_Given passage_.
# 2 Colorado officers under investigation after violent arrest



## Melaninme (Jul 29, 2021)

Violent arrest in Colorado reignites anger over policing
					

A video showing a police officer pistol-whipping and choking a Black man during an arrest in a Denver suburb has reignited anger over policing in the community, with activists decrying what they say is just the latest example of the mistreatment of people of color.  Aurora Officer John Haubert...




					www.yahoo.com
				




I could barely stomach watching this.


----------



## Leeda.the.Paladin (Jul 29, 2021)

You could not pay me to live in Colorado.


----------



## Melaninme (Jul 29, 2021)

Leeda.the.Paladin said:


> You could not pay me to live in Colorado.


Why?


----------



## Leeda.the.Paladin (Jul 29, 2021)

Melaninme said:


> Why?


They are super racist up there. Also they have one of the highest rates of officer related shootings. The KKK made a resurgence there recently. Domestic Violence is high. 

Whenever you hear about a crazy white male killing his wife or a bunch of people, they seem to be from Colorado. There’s something going on up there.


----------



## chocolat79 (Jul 30, 2021)

_Listed records_.
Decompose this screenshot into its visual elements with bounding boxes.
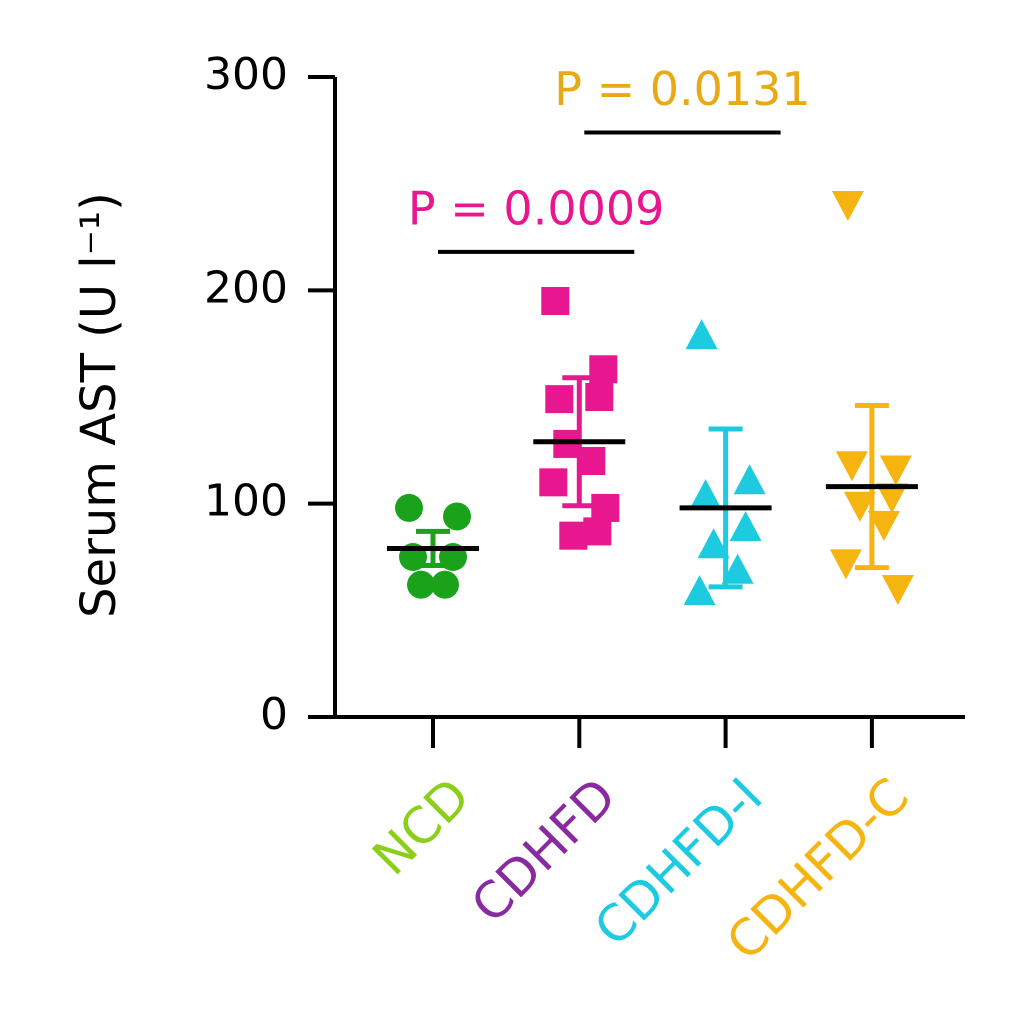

==

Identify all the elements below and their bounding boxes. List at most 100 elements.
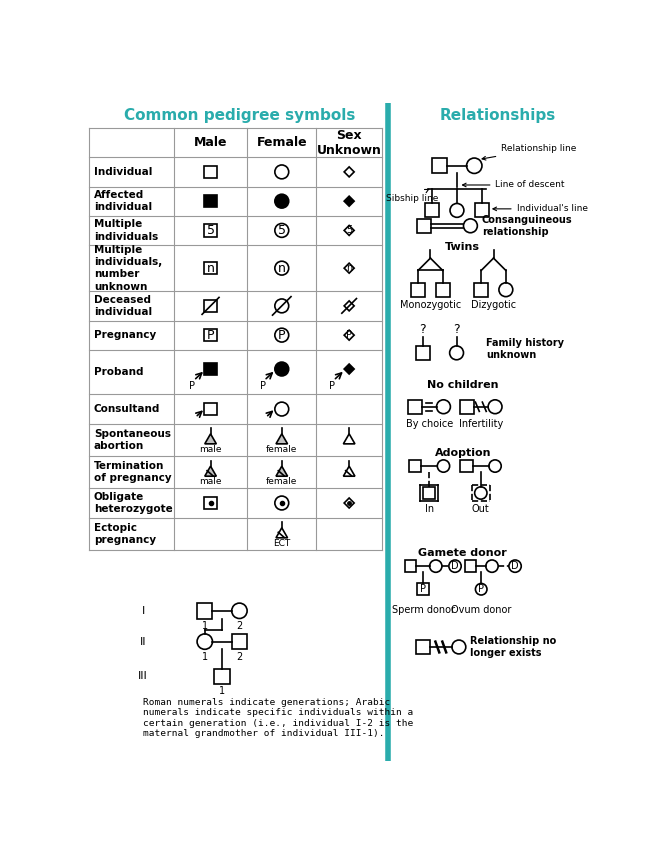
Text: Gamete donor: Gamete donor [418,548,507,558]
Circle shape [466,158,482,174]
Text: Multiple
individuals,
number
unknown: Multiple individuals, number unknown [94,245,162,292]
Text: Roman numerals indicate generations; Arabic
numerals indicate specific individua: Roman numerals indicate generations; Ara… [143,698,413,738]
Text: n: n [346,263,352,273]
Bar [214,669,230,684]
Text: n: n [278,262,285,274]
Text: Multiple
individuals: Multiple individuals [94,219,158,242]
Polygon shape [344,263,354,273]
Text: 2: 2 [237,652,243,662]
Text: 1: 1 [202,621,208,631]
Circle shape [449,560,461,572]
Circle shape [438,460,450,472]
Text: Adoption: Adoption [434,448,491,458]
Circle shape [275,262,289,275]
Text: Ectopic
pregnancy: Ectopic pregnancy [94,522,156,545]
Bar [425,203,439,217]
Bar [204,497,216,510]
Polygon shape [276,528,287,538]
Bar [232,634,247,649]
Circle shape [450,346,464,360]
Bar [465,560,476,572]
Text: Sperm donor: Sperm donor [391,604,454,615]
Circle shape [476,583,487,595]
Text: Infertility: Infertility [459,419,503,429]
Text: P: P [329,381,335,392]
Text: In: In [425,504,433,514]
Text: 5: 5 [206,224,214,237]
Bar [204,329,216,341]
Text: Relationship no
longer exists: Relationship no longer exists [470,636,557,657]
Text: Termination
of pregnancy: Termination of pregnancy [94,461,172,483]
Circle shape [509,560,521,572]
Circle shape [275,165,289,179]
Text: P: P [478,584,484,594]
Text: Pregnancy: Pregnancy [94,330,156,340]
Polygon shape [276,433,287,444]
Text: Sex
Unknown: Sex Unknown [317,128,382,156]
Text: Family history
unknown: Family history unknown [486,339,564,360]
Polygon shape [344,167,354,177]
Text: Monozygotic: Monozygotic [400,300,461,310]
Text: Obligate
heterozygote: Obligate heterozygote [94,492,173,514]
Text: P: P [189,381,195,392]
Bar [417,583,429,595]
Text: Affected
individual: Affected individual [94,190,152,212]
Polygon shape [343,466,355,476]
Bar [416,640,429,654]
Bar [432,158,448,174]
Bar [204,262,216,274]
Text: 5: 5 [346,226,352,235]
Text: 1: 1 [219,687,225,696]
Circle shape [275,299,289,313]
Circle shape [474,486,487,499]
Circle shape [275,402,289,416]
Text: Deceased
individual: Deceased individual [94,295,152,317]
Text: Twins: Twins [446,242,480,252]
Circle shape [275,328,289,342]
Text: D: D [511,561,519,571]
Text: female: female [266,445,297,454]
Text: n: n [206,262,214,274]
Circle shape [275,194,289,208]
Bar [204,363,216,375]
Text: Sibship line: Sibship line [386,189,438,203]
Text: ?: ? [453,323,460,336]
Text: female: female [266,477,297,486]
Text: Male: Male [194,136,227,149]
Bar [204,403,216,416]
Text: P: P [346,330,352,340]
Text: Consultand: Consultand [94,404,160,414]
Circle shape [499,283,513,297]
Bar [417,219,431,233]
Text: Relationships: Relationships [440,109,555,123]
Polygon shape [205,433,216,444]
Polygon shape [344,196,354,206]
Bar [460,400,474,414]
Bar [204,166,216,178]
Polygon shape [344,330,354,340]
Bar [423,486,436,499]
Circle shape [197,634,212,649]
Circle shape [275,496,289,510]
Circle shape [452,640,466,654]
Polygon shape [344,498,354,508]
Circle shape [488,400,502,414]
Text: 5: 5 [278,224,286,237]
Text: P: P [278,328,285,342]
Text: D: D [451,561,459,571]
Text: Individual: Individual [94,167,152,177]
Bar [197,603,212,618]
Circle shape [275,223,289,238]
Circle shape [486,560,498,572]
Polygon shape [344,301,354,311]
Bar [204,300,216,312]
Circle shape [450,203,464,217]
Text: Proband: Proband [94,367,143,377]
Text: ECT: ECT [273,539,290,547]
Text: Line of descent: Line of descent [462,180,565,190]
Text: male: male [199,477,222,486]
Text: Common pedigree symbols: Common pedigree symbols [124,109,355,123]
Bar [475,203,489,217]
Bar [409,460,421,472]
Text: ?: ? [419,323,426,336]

_Your tasks_.
a) Answer these questions using the thread on the Colorado arrest:
(i) Near which city did the arrest in the video take place?
(ii) What is the name of the officer mentioned in the linked article?
(iii) According to Leeda.the.Paladin, which group recently made a resurgence in Colorado?
b) Reproduce the portion of the Colorado arrest thread that opens with the words containing "Violent arrest in" and closes with "Officer John Haubert...".
c) Carry the thread on the Colorado arrest forward from the point at which it stops.
The material shown has no connection to the thread on the Colorado arrest.

_Responses per task_.
a)
(i) Denver (a suburb of it)
(ii) John Haubert, an Aurora officer
(iii) The KKK

b)
Violent arrest in Colorado reignites anger over policing
					

A video showing a police officer pistol-whipping and choking a Black man during an arrest in a Denver suburb has reignited anger over policing in the community, with activists decrying what they say is just the latest example of the mistreatment of people of color.  Aurora Officer John Haubert...

c)
Leeda.the.Paladin said:


> They are super racist up there. Also they have one of the highest rates of officer related shootings. The KKK made a resurgence there recently. Domestic Violence is high.
> 
> Whenever you hear about a crazy white male killing his wife or a bunch of people, they seem to be from Colorado. There’s something going on up there.


And I'll add they seem to have unusually high instances of mass shootings. I've been there once and I didn't have a problem,  but that was a while back and I'm good on ever going back.


----------



## naturalgyrl5199 (Aug 2, 2021)

Its always AURORA.
That child who was killed with Ketamine died there in the fall of 2019. He was the black child who was possibly Autistic or an Aspie and was pleading for his life. A musician. Aurora PD has a LOT of blood on their hands.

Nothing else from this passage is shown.